## PASSAGE TO READ
Predictive Modeling in Support of Email Campaign: EDA
Project Description:
A not-for-profit organization wants to execute a direct mail campaign and maximize the profitability (dollar volume of donations vs. the cost of execution) of said campaign. A database of previous donors is available for analysis. The project was divided into three parts:
During the first phase, we will predict, which individual in our database is likely to send a donation (a classification problem).
The second phase will predict the expected amount of donations from each individual (a regression problem).
The third phase of the project will be a financial exercise examining the profitability of the campaign.
Table of Contents:
In order to arrive at the most accurate prediction, machine learning models are built, tuned and compared against each other. The reader can get can click on the links below to assess the models or sections of the exercise. Each section has a short explanation of theory, and a description of applied machine learning with Python:
Exploratory Data Analysis:
A dataset of 6,002 observations were made available from a charitable organization. The data contained 23 variables that provided demographic and behavioral information about past donors to the organization.
Exploratory Data Analysis was conducted on the training data. All variables were examined in terms of their relationship with past donor behavior (e.g. did subject donate).

## ITEMS

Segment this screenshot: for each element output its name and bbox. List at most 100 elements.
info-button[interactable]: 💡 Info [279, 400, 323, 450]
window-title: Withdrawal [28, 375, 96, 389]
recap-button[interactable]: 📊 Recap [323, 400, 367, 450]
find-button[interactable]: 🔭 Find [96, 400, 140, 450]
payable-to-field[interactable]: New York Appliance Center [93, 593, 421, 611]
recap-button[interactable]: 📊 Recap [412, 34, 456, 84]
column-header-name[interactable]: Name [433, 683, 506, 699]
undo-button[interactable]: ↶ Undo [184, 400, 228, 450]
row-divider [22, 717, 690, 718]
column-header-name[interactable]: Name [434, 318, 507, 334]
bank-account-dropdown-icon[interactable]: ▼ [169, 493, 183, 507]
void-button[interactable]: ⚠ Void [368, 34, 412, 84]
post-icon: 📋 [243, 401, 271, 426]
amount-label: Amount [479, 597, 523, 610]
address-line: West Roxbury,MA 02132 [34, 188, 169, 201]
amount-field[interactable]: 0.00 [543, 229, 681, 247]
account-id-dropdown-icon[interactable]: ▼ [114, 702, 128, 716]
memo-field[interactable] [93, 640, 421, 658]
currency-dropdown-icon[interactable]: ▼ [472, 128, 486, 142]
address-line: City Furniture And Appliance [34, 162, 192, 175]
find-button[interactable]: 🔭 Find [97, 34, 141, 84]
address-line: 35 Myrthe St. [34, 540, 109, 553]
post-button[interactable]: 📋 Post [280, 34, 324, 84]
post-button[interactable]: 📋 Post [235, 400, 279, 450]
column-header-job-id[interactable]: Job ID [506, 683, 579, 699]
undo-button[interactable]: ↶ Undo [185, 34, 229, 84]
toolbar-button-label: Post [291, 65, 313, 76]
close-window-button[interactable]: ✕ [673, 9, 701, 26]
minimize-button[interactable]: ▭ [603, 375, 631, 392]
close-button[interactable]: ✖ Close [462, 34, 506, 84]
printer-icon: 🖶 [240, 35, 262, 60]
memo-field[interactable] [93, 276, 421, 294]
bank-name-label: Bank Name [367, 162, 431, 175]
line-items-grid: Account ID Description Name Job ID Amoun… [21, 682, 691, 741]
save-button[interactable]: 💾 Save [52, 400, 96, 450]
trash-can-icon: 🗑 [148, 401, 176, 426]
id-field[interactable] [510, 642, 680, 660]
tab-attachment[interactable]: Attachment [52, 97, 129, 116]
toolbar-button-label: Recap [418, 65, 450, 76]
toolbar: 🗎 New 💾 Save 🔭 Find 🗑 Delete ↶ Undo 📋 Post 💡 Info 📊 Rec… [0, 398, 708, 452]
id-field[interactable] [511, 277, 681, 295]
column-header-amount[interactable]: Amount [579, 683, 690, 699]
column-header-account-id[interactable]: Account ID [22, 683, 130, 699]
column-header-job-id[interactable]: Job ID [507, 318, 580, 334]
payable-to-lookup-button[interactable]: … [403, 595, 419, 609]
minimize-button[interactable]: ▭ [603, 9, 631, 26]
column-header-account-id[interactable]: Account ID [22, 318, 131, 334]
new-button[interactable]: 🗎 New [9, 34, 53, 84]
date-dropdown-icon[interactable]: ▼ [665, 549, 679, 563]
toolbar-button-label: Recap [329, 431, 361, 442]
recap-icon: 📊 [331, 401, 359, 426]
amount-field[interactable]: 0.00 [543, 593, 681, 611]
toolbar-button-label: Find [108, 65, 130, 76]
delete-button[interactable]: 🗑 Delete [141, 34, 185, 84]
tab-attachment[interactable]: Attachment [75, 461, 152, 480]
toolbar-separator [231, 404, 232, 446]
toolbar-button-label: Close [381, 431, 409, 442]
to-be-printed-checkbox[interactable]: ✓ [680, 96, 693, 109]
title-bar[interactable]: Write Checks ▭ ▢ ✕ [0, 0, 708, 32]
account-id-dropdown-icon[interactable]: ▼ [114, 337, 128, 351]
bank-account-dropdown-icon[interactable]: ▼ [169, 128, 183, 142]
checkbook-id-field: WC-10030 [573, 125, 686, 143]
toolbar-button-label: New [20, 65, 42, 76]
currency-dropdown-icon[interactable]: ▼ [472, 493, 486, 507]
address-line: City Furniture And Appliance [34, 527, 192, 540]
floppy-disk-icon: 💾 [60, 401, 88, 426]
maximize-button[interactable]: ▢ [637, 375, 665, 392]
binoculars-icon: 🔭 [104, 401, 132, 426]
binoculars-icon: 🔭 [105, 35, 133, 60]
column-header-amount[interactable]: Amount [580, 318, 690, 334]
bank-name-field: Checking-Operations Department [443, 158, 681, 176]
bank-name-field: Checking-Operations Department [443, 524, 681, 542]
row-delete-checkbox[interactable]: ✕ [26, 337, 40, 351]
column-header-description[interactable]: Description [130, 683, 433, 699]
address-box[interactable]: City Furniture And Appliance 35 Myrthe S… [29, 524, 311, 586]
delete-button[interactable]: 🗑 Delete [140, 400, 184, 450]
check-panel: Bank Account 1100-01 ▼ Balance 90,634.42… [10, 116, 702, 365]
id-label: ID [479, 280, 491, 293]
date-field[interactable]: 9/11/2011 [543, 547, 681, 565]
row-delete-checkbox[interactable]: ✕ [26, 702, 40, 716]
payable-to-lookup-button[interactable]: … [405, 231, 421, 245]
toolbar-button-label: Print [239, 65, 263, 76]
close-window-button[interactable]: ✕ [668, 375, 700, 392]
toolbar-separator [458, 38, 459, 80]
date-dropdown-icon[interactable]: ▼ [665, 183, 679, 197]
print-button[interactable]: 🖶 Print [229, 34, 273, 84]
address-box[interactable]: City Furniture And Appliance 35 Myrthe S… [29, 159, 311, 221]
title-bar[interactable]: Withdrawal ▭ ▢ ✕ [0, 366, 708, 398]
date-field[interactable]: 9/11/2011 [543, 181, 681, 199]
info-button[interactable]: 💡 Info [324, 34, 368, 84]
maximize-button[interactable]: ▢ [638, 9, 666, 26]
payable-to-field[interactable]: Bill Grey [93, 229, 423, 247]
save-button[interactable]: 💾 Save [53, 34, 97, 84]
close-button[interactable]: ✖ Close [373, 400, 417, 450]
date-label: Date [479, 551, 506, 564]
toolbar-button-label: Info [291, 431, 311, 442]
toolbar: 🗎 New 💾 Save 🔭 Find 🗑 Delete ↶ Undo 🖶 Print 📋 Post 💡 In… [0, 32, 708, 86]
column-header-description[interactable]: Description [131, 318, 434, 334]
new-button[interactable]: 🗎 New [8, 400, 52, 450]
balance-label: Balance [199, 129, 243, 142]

## TASKS AND EXERCISES
1) Answer from the predictive modeling text:
(a) How many observations were in the dataset from the charitable organization?
(b) What kind of problem is the second phase of the project?
(c) How many variables did the data contain?
2) Repeat the part of the predictive modeling text that opens with the words "Predictive Modeling in" and closes with "of the campaign.".
3) Pick up the predictive modeling text from where it stops and keep writing.
The entries are not used in any task.

## ANSWERS PER TASK
1)
(a) 6,002
(b) A regression problem
(c) 23

2)
Predictive Modeling in Support of Email Campaign: EDA
Project Description:
A not-for-profit organization wants to execute a direct mail campaign and maximize the profitability (dollar volume of donations vs. the cost of execution) of said campaign. A database of previous donors is available for analysis. The project was divided into three parts:
During the first phase, we will predict, which individual in our database is likely to send a donation (a classification problem).
The second phase will predict the expected amount of donations from each individual (a regression problem).
The third phase of the project will be a financial exercise examining the profitability of the campaign.

3)
Region:
All subjects were assigned to five geographic regions. Region 1 contained 20.1% of all observations (n=1,209), Region 2 accounted for 34.7% of observations (n=2,083), Region 3 had 12.1% of cases (n=728). In contrast, Region 4 (n=795), and Region 5 (n=1,187) accounted for 13.2% and 19.8% of the total, respectively. Donor behavior was clearly differentiated across the five regions. People living in Region 1 and Region 2 were more likely to donate than those living in other regions. However, average amounts donated were higher when the donor lived in Regions 3 or 4.
Home Ownership:
There were 5,309 home owners in the dataset compared to only 693 people who did not own a home. The bar chart below clearly indicates that homeownership is more likely to be associated with donating behavior, whereas those not owning a home are not at all likely to donate. Further, the average amount donated appears to be higher among home owners vs. the amount donated by those without home ownership. Do note that there were several homeowners who donated more than the norm.
Number of Children:
There were 2,088 people in the data with no children, while 598 people had one child. About 1,771 individuals had two children, while 973 people had three children and 412 subjects had four kids. Only 160 individuals had five children.
The number of children does appear to influence donating behavior. For example, individuals without children were far more likely to donate, and the likelihood of becoming a donor declined as the number of children increased in the household. The amount donated also declined with the increase in the number of children.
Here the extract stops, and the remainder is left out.